PROVIDED INFORMATION:
_ _ _ _

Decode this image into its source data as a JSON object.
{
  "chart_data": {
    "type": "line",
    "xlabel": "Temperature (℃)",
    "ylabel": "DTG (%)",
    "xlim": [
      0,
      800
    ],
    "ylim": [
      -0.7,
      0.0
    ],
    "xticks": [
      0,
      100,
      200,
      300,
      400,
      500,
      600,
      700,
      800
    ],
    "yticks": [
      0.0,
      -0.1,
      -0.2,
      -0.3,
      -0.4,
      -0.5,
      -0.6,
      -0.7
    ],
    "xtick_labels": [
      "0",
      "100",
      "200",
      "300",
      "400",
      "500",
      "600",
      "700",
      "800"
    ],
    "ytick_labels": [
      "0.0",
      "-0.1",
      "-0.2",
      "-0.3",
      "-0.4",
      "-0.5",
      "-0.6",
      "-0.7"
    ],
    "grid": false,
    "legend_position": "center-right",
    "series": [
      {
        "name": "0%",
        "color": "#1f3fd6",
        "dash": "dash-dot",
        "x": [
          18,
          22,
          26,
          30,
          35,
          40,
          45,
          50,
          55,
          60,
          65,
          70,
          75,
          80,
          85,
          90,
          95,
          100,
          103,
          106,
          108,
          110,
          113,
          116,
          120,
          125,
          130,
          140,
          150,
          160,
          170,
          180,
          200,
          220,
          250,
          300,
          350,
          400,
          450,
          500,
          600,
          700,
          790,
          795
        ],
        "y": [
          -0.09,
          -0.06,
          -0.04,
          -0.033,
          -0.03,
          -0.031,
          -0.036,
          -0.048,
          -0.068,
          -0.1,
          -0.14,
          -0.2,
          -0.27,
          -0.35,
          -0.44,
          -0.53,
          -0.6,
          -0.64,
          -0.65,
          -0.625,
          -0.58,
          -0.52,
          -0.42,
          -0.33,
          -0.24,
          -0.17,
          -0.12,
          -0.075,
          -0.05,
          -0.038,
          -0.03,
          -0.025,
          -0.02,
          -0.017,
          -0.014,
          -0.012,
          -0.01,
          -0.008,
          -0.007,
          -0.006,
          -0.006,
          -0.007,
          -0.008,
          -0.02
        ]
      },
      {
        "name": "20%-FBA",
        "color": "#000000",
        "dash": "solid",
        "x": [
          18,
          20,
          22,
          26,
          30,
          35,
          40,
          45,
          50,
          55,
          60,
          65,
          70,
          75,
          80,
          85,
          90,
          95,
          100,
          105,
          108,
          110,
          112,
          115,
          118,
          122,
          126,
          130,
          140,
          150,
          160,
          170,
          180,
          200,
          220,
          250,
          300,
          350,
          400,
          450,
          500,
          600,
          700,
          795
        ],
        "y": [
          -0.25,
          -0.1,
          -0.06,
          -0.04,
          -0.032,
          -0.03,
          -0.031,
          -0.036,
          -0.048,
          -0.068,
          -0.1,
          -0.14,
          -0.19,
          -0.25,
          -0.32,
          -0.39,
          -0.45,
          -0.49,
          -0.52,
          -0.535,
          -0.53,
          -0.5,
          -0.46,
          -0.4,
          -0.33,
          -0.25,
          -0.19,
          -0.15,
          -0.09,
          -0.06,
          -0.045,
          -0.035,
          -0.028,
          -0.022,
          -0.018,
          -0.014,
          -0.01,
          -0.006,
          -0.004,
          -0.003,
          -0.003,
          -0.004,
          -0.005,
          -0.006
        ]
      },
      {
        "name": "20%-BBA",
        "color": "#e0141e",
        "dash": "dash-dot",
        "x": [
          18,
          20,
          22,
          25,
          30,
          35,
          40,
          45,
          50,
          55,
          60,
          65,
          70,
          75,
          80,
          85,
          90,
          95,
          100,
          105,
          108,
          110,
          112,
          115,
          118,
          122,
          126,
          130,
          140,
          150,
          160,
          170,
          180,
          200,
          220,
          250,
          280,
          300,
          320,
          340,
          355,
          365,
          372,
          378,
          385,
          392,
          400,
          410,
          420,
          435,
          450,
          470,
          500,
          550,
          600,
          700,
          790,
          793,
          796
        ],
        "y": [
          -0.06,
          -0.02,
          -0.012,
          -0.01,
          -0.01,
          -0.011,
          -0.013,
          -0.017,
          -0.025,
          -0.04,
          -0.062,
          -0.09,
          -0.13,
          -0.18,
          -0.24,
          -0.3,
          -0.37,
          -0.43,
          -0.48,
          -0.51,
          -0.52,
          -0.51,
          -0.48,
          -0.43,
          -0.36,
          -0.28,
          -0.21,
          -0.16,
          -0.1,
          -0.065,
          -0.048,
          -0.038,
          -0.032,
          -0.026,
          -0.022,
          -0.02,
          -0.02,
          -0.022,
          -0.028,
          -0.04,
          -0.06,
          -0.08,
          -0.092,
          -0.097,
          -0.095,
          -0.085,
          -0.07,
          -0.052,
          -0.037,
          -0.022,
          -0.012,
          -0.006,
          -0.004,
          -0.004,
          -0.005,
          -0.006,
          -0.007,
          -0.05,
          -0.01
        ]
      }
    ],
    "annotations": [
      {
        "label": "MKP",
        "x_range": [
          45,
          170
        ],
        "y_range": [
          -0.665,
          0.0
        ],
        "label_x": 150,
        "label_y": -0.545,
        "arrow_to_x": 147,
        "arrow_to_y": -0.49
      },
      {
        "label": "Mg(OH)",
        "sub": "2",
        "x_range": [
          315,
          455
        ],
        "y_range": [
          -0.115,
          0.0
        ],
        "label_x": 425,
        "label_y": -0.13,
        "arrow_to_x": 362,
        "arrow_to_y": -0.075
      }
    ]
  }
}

_ _ _ _

AIM:
Above are the records. Copy every line in them holding "color".

ANSWER FOR THIS EXERCISE:
        "color": "#1f3fd6",
        "color": "#000000",
        "color": "#e0141e",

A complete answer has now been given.